Your instructions: Return all entries word for word, but drop any images.

================

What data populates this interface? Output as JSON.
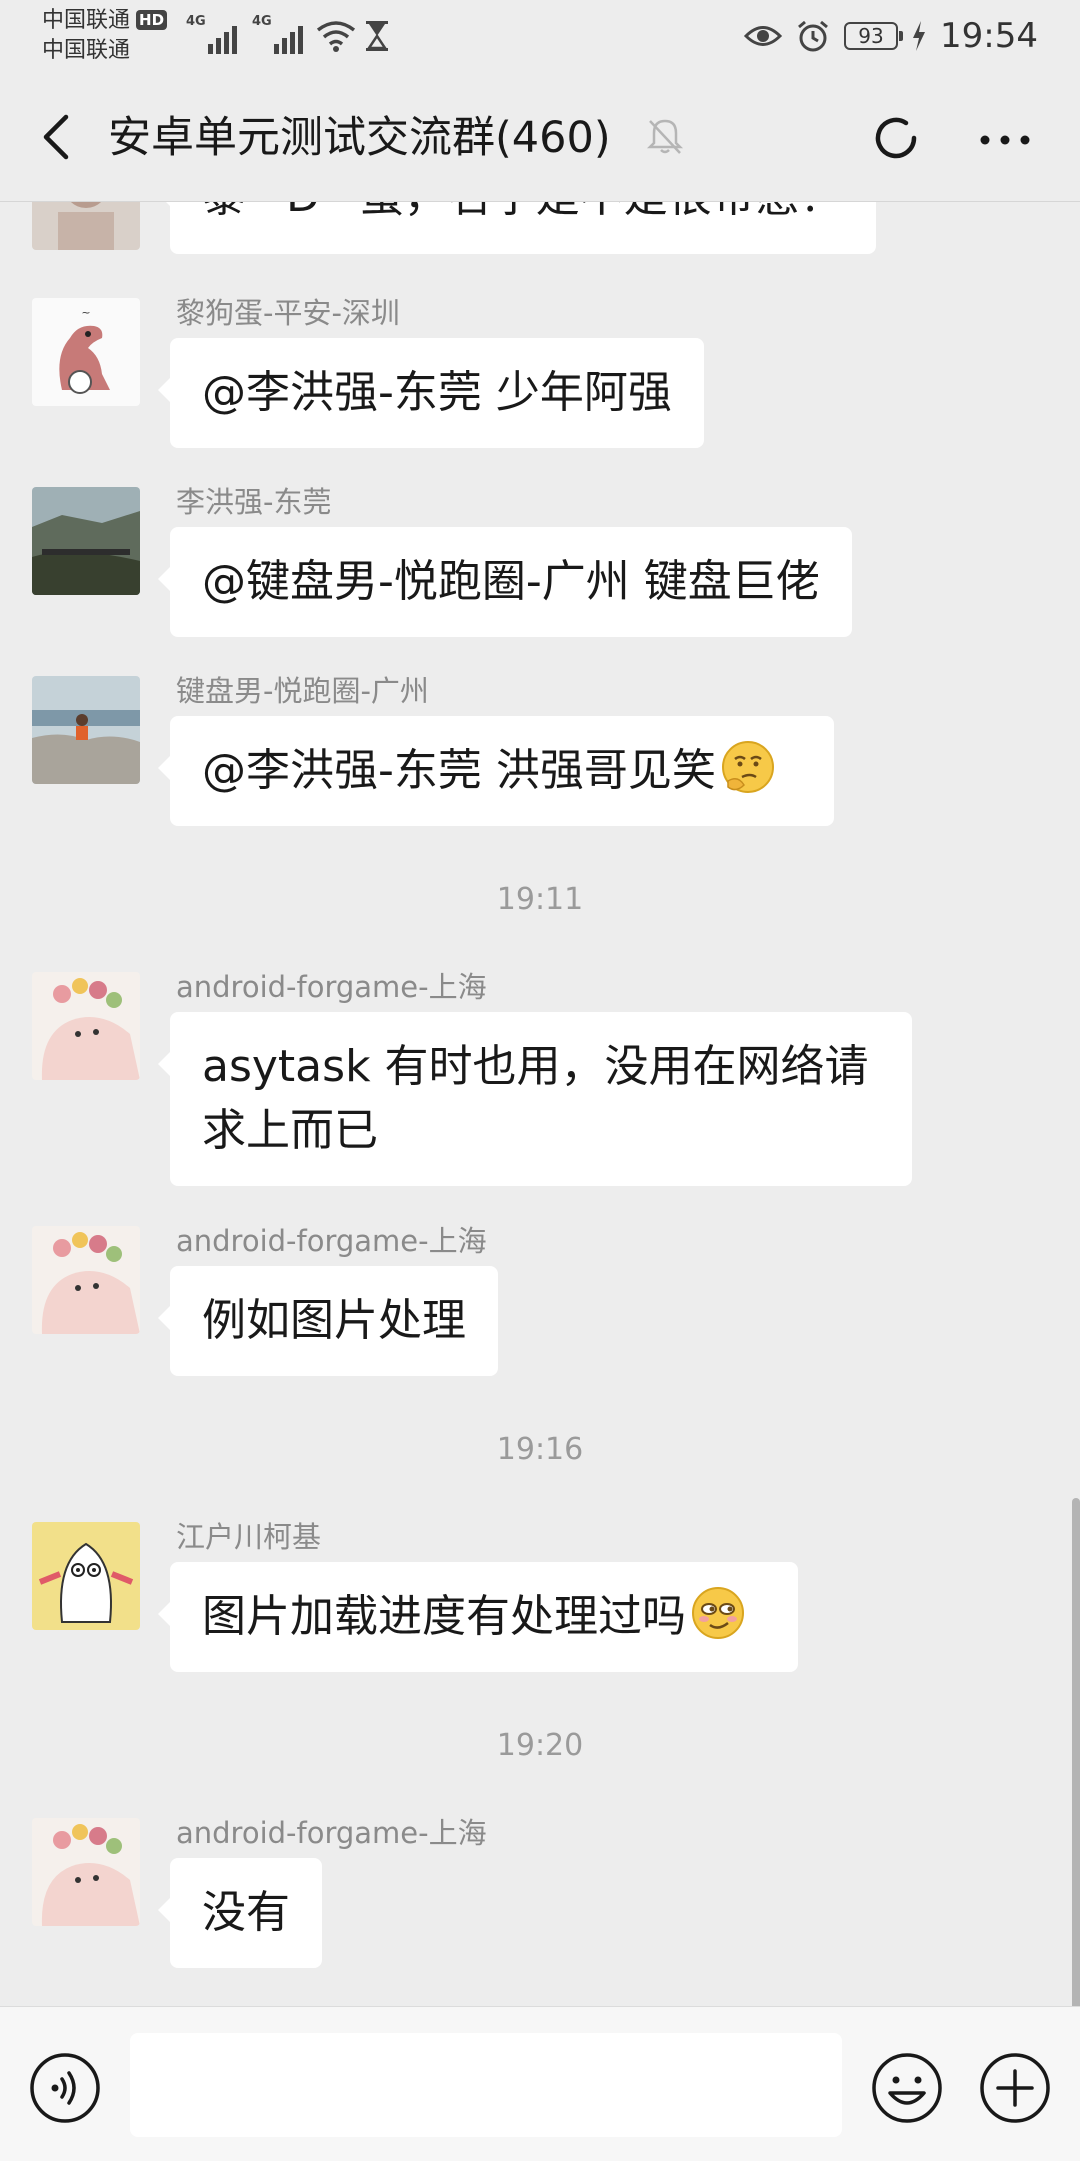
{
  "status_bar": {
    "carrier_1": "中国联通",
    "carrier_2": "中国联通",
    "hd": "HD",
    "net_1": "4G",
    "net_2": "4G",
    "battery": "93",
    "time": "19:54"
  },
  "header": {
    "title": "安卓单元测试交流群(460)"
  },
  "messages": [
    {
      "sender": "",
      "text": "黎 •D• 蛋，名字是不是很带感？"
    },
    {
      "sender": "黎狗蛋-平安-深圳",
      "text": "@李洪强-东莞 少年阿强"
    },
    {
      "sender": "李洪强-东莞",
      "text": "@键盘男-悦跑圈-广州 键盘巨佬"
    },
    {
      "sender": "键盘男-悦跑圈-广州",
      "text": "@李洪强-东莞  洪强哥见笑"
    },
    {
      "sender": "android-forgame-上海",
      "text": "asytask 有时也用，没用在网络请求上而已"
    },
    {
      "sender": "android-forgame-上海",
      "text": "例如图片处理"
    },
    {
      "sender": "江户川柯基",
      "text": "图片加载进度有处理过吗"
    },
    {
      "sender": "android-forgame-上海",
      "text": "没有"
    }
  ],
  "timestamps": [
    "19:11",
    "19:16",
    "19:20"
  ],
  "icons": {
    "back": "back-arrow-icon",
    "mute": "mute-bell-icon",
    "refresh": "refresh-icon",
    "more": "more-icon",
    "voice": "voice-icon",
    "emoji": "emoji-icon",
    "plus": "plus-icon"
  },
  "colors": {
    "background": "#ededed",
    "bubble": "#ffffff",
    "sender_name": "#8a8a8a",
    "timestamp": "#9a9a9a"
  }
}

================

Solution for this task:
What data populates this interface? Output as JSON.
{
  "status_bar": {
    "carrier_1": "中国联通",
    "carrier_2": "中国联通",
    "hd": "HD",
    "net_1": "4G",
    "net_2": "4G",
    "battery": "93",
    "time": "19:54"
  },
  "header": {
    "title": "安卓单元测试交流群(460)"
  },
  "messages": [
    {
      "sender": "",
      "text": "黎 •D• 蛋，名字是不是很带感？"
    },
    {
      "sender": "黎狗蛋-平安-深圳",
      "text": "@李洪强-东莞 少年阿强"
    },
    {
      "sender": "李洪强-东莞",
      "text": "@键盘男-悦跑圈-广州 键盘巨佬"
    },
    {
      "sender": "键盘男-悦跑圈-广州",
      "text": "@李洪强-东莞  洪强哥见笑"
    },
    {
      "sender": "android-forgame-上海",
      "text": "asytask 有时也用，没用在网络请求上而已"
    },
    {
      "sender": "android-forgame-上海",
      "text": "例如图片处理"
    },
    {
      "sender": "江户川柯基",
      "text": "图片加载进度有处理过吗"
    },
    {
      "sender": "android-forgame-上海",
      "text": "没有"
    }
  ],
  "timestamps": [
    "19:11",
    "19:16",
    "19:20"
  ],
  "icons": {
    "back": "back-arrow-icon",
    "mute": "mute-bell-icon",
    "refresh": "refresh-icon",
    "more": "more-icon",
    "voice": "voice-icon",
    "emoji": "emoji-icon",
    "plus": "plus-icon"
  },
  "colors": {
    "background": "#ededed",
    "bubble": "#ffffff",
    "sender_name": "#8a8a8a",
    "timestamp": "#9a9a9a"
  }
}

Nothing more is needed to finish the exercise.